| Problem details |
All entries must be extracted exactly, with nothing added or dropped.

[START OF Recorded data]

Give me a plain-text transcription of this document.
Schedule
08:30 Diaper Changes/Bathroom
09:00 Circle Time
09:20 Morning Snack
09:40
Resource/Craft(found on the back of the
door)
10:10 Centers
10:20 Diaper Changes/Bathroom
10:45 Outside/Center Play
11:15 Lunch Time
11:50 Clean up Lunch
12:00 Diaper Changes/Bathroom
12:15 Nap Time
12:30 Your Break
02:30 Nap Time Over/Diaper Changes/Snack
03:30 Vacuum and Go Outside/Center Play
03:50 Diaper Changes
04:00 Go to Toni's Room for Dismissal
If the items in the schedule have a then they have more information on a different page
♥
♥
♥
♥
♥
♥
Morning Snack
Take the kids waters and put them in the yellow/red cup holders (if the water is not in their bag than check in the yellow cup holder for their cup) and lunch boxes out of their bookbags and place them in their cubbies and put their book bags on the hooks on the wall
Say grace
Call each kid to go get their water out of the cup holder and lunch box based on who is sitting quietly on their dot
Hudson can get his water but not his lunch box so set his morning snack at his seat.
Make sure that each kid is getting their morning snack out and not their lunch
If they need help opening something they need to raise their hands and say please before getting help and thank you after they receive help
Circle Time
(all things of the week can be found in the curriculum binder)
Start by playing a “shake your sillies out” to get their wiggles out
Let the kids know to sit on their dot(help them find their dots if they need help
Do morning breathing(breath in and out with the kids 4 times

[END OF Recorded data]

| Worked answer |
Give me a plain-text transcription of this document.
Schedule
08:30 Diaper Changes/Bathroom
09:00 Circle Time
09:20 Morning Snack
09:40
Resource/Craft(found on the back of the
door)
10:10 Centers
10:20 Diaper Changes/Bathroom
10:45 Outside/Center Play
11:15 Lunch Time
11:50 Clean up Lunch
12:00 Diaper Changes/Bathroom
12:15 Nap Time
12:30 Your Break
02:30 Nap Time Over/Diaper Changes/Snack
03:30 Vacuum and Go Outside/Center Play
03:50 Diaper Changes
04:00 Go to Toni's Room for Dismissal
If the items in the schedule have a then they have more information on a different page
♥
♥
♥
♥
♥
♥
Morning Snack
Take the kids waters and put them in the yellow/red cup holders (if the water is not in their bag than check in the yellow cup holder for their cup) and lunch boxes out of their bookbags and place them in their cubbies and put their book bags on the hooks on the wall
Say grace
Call each kid to go get their water out of the cup holder and lunch box based on who is sitting quietly on their dot
Hudson can get his water but not his lunch box so set his morning snack at his seat.
Make sure that each kid is getting their morning snack out and not their lunch
If they need help opening something they need to raise their hands and say please before getting help and thank you after they receive help
Circle Time
(all things of the week can be found in the curriculum binder)
Start by playing a “shake your sillies out” to get their wiggles out
Let the kids know to sit on their dot(help them find their dots if they need help
Do morning breathing(breath in and out with the kids 4 times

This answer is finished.